◆ **Instructions for the task**:
Can you reproduce, character for character, the part of the material that opens with the line containing "Enumerate 46 of" and closes with the line containing "x-tick-label: 30% bbox=[336, 460, 363, 474]", with both of those lines included?

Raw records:
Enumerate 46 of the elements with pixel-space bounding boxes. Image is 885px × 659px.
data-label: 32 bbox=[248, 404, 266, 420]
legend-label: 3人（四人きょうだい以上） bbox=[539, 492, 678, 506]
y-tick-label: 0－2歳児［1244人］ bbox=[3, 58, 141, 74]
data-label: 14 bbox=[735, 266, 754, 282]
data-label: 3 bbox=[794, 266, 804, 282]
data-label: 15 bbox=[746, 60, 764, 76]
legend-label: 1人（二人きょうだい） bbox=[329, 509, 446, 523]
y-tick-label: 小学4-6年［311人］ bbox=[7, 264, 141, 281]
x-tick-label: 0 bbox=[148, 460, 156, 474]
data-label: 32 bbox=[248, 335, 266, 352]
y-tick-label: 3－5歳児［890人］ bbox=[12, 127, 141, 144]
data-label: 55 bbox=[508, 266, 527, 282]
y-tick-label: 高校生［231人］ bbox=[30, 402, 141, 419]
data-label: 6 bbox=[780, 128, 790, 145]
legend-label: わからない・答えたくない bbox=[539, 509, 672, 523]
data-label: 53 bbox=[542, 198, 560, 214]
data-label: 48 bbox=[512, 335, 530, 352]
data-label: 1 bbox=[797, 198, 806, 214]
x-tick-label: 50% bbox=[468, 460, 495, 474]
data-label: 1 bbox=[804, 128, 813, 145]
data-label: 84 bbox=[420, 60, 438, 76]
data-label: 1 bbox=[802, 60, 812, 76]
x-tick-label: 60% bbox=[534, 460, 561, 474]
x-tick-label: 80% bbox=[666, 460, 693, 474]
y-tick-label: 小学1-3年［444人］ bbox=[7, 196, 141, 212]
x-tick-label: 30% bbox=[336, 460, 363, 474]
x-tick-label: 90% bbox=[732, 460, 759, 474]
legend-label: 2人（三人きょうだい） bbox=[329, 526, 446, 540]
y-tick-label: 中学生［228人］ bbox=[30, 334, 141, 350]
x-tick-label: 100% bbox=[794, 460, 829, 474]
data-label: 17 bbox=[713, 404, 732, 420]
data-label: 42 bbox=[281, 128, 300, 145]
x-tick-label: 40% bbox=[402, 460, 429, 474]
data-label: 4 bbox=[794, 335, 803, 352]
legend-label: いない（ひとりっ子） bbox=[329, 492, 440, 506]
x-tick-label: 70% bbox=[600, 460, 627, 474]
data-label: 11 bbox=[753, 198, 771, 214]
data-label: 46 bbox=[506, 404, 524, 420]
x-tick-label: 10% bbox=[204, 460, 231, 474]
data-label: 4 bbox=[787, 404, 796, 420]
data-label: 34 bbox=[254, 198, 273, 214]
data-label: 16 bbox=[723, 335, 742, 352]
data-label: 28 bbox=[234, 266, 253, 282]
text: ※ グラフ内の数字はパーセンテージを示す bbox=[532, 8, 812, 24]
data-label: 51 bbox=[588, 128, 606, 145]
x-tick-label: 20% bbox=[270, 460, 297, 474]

...

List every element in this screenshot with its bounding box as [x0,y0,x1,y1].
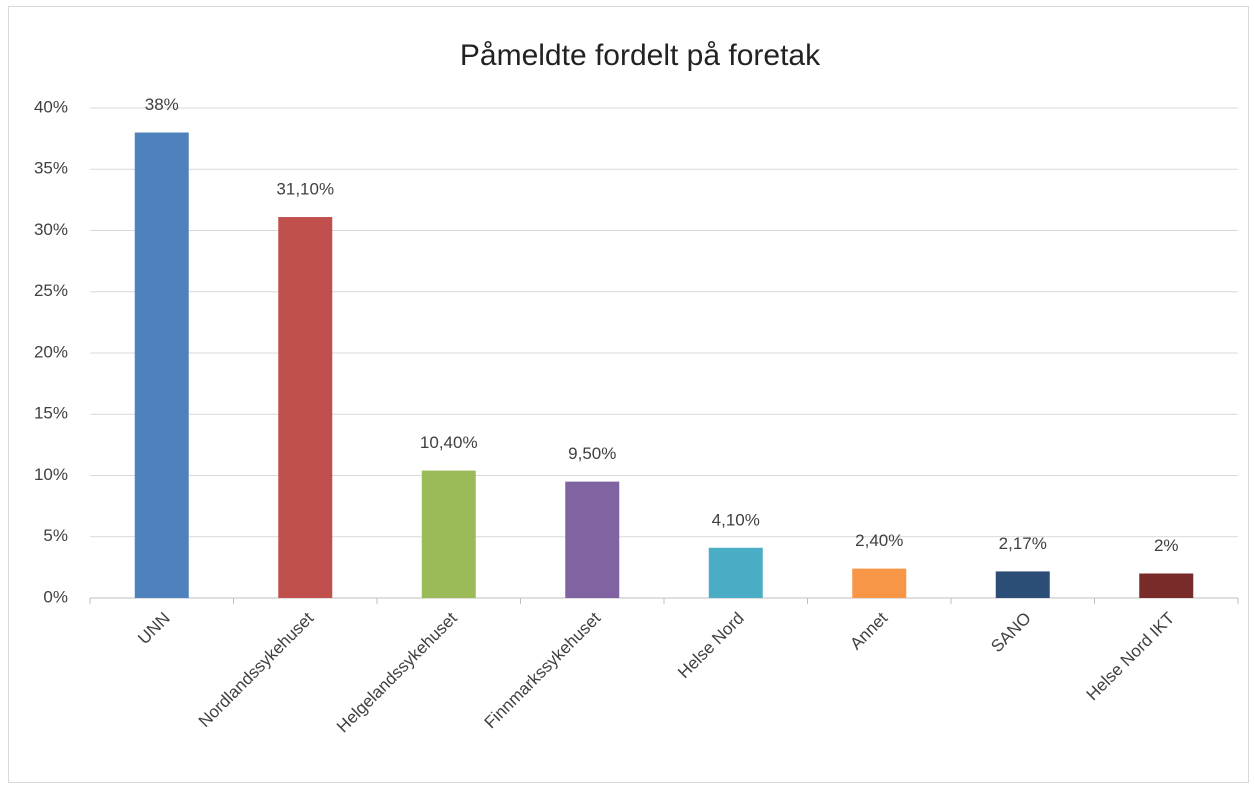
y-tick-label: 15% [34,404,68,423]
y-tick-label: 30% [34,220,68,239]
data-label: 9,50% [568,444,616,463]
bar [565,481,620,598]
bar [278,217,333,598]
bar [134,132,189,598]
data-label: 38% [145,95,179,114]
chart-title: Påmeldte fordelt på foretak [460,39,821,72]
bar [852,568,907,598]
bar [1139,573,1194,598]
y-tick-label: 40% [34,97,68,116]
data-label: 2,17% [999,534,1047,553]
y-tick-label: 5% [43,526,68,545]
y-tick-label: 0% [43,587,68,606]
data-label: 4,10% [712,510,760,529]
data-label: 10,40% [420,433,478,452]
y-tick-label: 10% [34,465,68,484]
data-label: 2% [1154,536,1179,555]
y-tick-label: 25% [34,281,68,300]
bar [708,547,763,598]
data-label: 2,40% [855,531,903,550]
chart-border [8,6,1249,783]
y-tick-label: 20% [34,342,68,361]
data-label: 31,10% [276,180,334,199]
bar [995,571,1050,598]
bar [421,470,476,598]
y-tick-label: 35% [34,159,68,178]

◆ **Task solution**:
Enumerate 46 of the elements with pixel-space bounding boxes. Image is 885px × 659px.
data-label: 32 bbox=[248, 404, 266, 420]
legend-label: 3人（四人きょうだい以上） bbox=[539, 492, 678, 506]
y-tick-label: 0－2歳児［1244人］ bbox=[3, 58, 141, 74]
data-label: 14 bbox=[735, 266, 754, 282]
data-label: 3 bbox=[794, 266, 804, 282]
data-label: 15 bbox=[746, 60, 764, 76]
legend-label: 1人（二人きょうだい） bbox=[329, 509, 446, 523]
y-tick-label: 小学4-6年［311人］ bbox=[7, 264, 141, 281]
x-tick-label: 0 bbox=[148, 460, 156, 474]
data-label: 32 bbox=[248, 335, 266, 352]
y-tick-label: 3－5歳児［890人］ bbox=[12, 127, 141, 144]
data-label: 55 bbox=[508, 266, 527, 282]
y-tick-label: 高校生［231人］ bbox=[30, 402, 141, 419]
data-label: 6 bbox=[780, 128, 790, 145]
legend-label: わからない・答えたくない bbox=[539, 509, 672, 523]
data-label: 53 bbox=[542, 198, 560, 214]
data-label: 48 bbox=[512, 335, 530, 352]
data-label: 1 bbox=[797, 198, 806, 214]
x-tick-label: 50% bbox=[468, 460, 495, 474]
data-label: 1 bbox=[804, 128, 813, 145]
data-label: 84 bbox=[420, 60, 438, 76]
data-label: 1 bbox=[802, 60, 812, 76]
x-tick-label: 60% bbox=[534, 460, 561, 474]
x-tick-label: 80% bbox=[666, 460, 693, 474]
y-tick-label: 小学1-3年［444人］ bbox=[7, 196, 141, 212]
x-tick-label: 30% bbox=[336, 460, 363, 474]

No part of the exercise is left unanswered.